## OPDRACHT
Neem uit de bijbelstudie over Jezus woordelijk het stuk over dat begint bij "Ons is beloofd" en eindigt bij "nog overeind blijven?".

#### GEËXTRAHEERDE TEKST

U bevindt zich hier: Geloofsopbouw
terug naar: Bijbelstudies
Algemeen:
Wie is Hij?
Ons is beloofd dat wij Jezus eens zullen zien zoals Hij is. In het boek Openbaring lezen wij dat Johannes Hem al eens in een visioen gezien heeft. Het gevolg was dat Johannes vol ontzag en ontzet door de heerlijkheid van de verheerlijkte mensenzoon als dood aan zijn voeten neerviel. En toen…opeens…voelde hij die hand op zijn schouder. Wat gaat er door je heen als je die geruststellende vertroostende bemoedigende versterkende doorboorde hand op je schouder voelt en je ontdekt dat die hand afkomstig is van niemand minder dan Jahweh Elohim, zoals Hij zich aan Mozes openbaarde (Ex3) en de Almachtige zoals Hij aan Abraham verscheen? Kun je dan nog overeind blijven?
In onze tijd zijn er die bij de eerste ontmoeting met het evangelie door Christus zijn aangeraakt en zo Zijn nabije aanwezigheid hebben ervaren. Voor onze geestelijke groei en stabiliteit is méér nodig dan alleen een dergelijke ervaring. Het is zaak dat we groeien in het geloof; vorderingen maken op de nieuwe en levende weg die is ingeslagen. Wanneer de discipelen de bewarende hand van de Heer, die de storm op het meer tot bedaren bracht, hebben ervaren en de rust in hun hart is weergekeerd, kijken ze elkaar verbaasd aan en zeggen tegen elkaar: Wie is toch deze…? Laten we daar naar blijven zoeken. Er is nog zoveel bij Hem te ontdekken waarmee Hij ons diep in het hart kan raken.
De eeuwen door is er strijd geweest over de identiteit van Jezus. De maagdelijke geboorte wordt al verhalend gereduceerd tot een literaire stijl die Lukas gebruikte om het bijzondere karakter van Jezus te beschrijven, maar is 'natuurlijk' geen objectief gegeven, beweert men. Anderen vragen zich af of Hij misschien God is in een schijnbaar menselijk lichaam, of is Hij mens met iets goddelijks in zich?

########
#### GEËXTRAHEERDE RIJEN

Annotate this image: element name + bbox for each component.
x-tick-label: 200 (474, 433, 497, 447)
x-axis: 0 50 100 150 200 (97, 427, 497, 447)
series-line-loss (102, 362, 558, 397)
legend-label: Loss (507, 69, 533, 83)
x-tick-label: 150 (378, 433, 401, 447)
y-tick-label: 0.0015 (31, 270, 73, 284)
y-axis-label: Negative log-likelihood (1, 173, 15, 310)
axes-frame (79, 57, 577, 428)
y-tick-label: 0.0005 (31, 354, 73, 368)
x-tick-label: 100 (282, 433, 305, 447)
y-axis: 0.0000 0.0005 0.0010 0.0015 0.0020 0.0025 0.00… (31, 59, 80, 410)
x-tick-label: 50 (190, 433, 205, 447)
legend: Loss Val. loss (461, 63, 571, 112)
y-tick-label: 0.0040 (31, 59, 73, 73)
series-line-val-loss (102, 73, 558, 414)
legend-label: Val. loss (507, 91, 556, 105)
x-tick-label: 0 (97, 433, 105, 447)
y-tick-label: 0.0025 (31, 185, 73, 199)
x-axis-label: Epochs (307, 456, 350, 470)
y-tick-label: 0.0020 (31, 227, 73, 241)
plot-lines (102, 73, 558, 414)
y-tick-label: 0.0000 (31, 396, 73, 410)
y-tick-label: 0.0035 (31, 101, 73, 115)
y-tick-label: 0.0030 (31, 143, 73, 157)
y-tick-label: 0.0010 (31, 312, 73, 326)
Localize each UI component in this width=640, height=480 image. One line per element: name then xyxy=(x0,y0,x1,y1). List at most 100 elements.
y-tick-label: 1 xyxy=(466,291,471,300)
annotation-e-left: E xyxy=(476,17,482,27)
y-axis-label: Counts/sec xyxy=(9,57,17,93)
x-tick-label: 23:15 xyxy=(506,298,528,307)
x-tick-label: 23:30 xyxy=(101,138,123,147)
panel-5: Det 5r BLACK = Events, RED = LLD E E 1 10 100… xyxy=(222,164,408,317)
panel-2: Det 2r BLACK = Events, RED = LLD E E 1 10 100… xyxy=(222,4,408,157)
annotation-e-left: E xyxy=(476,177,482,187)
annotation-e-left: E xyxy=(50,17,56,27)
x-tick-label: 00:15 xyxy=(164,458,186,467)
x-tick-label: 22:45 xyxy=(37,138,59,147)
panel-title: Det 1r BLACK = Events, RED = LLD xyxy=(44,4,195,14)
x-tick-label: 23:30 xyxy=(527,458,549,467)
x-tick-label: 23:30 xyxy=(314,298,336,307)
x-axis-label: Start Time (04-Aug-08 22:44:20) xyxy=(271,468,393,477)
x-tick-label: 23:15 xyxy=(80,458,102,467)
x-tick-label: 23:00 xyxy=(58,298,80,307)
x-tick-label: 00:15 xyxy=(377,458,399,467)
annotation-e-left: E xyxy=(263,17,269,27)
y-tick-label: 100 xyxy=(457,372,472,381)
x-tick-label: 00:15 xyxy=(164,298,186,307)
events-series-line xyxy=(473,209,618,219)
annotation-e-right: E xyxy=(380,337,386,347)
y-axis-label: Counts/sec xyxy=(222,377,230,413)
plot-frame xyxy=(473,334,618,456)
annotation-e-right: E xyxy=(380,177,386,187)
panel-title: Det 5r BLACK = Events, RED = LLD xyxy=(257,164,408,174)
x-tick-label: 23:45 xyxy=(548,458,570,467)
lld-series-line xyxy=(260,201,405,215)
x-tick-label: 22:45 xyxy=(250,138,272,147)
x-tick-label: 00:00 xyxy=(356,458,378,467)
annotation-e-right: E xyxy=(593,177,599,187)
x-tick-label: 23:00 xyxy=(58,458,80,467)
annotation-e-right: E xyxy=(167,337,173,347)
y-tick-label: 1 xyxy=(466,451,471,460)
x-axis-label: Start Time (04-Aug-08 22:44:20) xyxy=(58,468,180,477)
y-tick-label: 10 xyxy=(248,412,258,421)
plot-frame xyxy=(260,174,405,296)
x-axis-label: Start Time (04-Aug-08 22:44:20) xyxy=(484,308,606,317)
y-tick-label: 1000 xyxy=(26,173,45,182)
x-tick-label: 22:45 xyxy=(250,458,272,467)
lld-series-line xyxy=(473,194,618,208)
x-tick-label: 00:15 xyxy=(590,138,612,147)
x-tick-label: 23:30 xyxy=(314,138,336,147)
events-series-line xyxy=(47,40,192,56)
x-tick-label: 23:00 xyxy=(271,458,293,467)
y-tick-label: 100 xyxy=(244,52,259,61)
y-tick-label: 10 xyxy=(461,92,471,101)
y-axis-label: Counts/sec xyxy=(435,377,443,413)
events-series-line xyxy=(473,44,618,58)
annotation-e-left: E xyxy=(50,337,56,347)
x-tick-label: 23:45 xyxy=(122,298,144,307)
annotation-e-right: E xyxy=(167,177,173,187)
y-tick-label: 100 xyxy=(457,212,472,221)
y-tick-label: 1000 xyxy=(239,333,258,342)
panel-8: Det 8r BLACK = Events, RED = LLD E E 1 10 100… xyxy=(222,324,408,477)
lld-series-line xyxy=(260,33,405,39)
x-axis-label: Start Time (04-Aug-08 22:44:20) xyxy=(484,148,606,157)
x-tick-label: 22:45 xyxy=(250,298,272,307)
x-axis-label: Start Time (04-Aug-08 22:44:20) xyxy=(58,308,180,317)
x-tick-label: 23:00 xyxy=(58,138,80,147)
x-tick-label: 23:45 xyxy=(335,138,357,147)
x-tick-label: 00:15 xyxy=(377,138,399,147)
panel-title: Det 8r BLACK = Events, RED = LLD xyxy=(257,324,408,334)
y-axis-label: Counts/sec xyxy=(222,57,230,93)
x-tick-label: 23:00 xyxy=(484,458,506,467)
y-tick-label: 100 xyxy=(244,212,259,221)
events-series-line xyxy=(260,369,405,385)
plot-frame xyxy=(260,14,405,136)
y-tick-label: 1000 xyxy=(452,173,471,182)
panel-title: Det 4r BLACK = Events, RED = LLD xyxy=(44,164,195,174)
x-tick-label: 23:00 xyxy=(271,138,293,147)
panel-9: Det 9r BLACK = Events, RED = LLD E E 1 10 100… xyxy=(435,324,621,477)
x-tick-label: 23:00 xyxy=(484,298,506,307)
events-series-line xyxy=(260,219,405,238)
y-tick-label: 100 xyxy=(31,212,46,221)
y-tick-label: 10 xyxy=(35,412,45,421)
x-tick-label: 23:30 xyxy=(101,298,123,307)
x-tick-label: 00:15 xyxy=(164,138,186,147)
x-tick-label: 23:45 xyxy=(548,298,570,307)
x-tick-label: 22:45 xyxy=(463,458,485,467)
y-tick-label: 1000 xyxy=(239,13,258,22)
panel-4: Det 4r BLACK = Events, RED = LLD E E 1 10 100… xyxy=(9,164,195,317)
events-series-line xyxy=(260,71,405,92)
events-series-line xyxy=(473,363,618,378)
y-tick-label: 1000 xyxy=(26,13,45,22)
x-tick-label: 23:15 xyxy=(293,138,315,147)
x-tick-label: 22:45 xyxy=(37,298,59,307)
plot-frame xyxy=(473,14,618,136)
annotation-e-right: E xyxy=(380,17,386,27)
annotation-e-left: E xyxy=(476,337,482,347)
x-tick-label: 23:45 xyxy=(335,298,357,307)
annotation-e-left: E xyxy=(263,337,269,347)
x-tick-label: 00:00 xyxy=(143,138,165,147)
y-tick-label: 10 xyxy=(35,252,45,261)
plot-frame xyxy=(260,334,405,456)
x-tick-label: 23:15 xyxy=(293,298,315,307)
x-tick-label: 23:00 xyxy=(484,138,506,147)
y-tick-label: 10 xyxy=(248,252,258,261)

########

## EINDRESULTAAT
Ons is beloofd dat wij Jezus eens zullen zien zoals Hij is. In het boek Openbaring lezen wij dat Johannes Hem al eens in een visioen gezien heeft. Het gevolg was dat Johannes vol ontzag en ontzet door de heerlijkheid van de verheerlijkte mensenzoon als dood aan zijn voeten neerviel. En toen…opeens…voelde hij die hand op zijn schouder. Wat gaat er door je heen als je die geruststellende vertroostende bemoedigende versterkende doorboorde hand op je schouder voelt en je ontdekt dat die hand afkomstig is van niemand minder dan Jahweh Elohim, zoals Hij zich aan Mozes openbaarde (Ex3) en de Almachtige zoals Hij aan Abraham verscheen? Kun je dan nog overeind blijven?